> REQUIRED WORK: Check the listing below for lines with the word "honger" and say how many there are, with nothing but the number.

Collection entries
[Start]
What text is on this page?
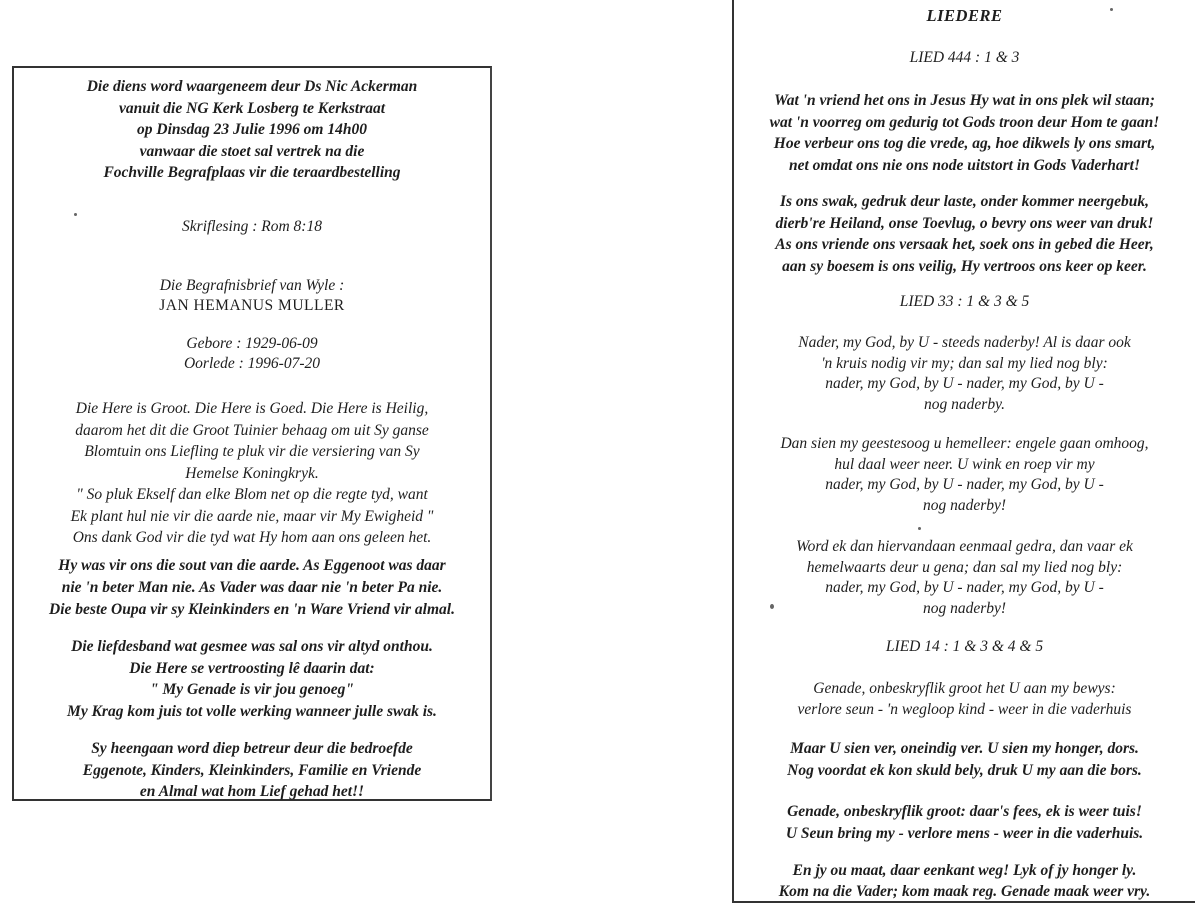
Die diens word waargeneem deur Ds Nic Ackerman
vanuit die NG Kerk Losberg te Kerkstraat
op Dinsdag 23 Julie 1996 om 14h00
vanwaar die stoet sal vertrek na die
Fochville Begrafplaas vir die teraardbestelling
Skriflesing : Rom 8:18
Die Begrafnisbrief van Wyle :
JAN HEMANUS MULLER
Gebore : 1929-06-09
Oorlede : 1996-07-20
Die Here is Groot. Die Here is Goed. Die Here is Heilig,
daarom het dit die Groot Tuinier behaag om uit Sy ganse
Blomtuin ons Liefling te pluk vir die versiering van Sy
Hemelse Koningkryk.
" So pluk Ekself dan elke Blom net op die regte tyd, want
Ek plant hul nie vir die aarde nie, maar vir My Ewigheid "
Ons dank God vir die tyd wat Hy hom aan ons geleen het.
Hy was vir ons die sout van die aarde. As Eggenoot was daar
nie 'n beter Man nie. As Vader was daar nie 'n beter Pa nie.
Die beste Oupa vir sy Kleinkinders en 'n Ware Vriend vir almal.
Die liefdesband wat gesmee was sal ons vir altyd onthou.
Die Here se vertroosting lê daarin dat:
" My Genade is vir jou genoeg"
My Krag kom juis tot volle werking wanneer julle swak is.
Sy heengaan word diep betreur deur die bedroefde
Eggenote, Kinders, Kleinkinders, Familie en Vriende
en Almal wat hom Lief gehad het!!
LIEDERE
LIED 444 : 1 & 3
Wat 'n vriend het ons in Jesus Hy wat in ons plek wil staan;
wat 'n voorreg om gedurig tot Gods troon deur Hom te gaan!
Hoe verbeur ons tog die vrede, ag, hoe dikwels ly ons smart,
net omdat ons nie ons node uitstort in Gods Vaderhart!
Is ons swak, gedruk deur laste, onder kommer neergebuk,
dierb're Heiland, onse Toevlug, o bevry ons weer van druk!
As ons vriende ons versaak het, soek ons in gebed die Heer,
aan sy boesem is ons veilig, Hy vertroos ons keer op keer.
LIED 33 : 1 & 3 & 5
Nader, my God, by U - steeds naderby! Al is daar ook
'n kruis nodig vir my; dan sal my lied nog bly:
nader, my God, by U - nader, my God, by U -
nog naderby.
Dan sien my geestesoog u hemelleer: engele gaan omhoog,
hul daal weer neer. U wink en roep vir my
nader, my God, by U - nader, my God, by U -
nog naderby!
Word ek dan hiervandaan eenmaal gedra, dan vaar ek
hemelwaarts deur u gena; dan sal my lied nog bly:
nader, my God, by U - nader, my God, by U -
nog naderby!
LIED 14 : 1 & 3 & 4 & 5
Genade, onbeskryflik groot het U aan my bewys:
verlore seun - 'n wegloop kind - weer in die vaderhuis
Maar U sien ver, oneindig ver. U sien my honger, dors.
Nog voordat ek kon skuld bely, druk U my aan die bors.
Genade, onbeskryflik groot: daar's fees, ek is weer tuis!
U Seun bring my - verlore mens - weer in die vaderhuis.
En jy ou maat, daar eenkant weg! Lyk of jy honger ly.
Kom na die Vader; kom maak reg. Genade maak weer vry.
[End]
> CORRECT RESPONSE: 2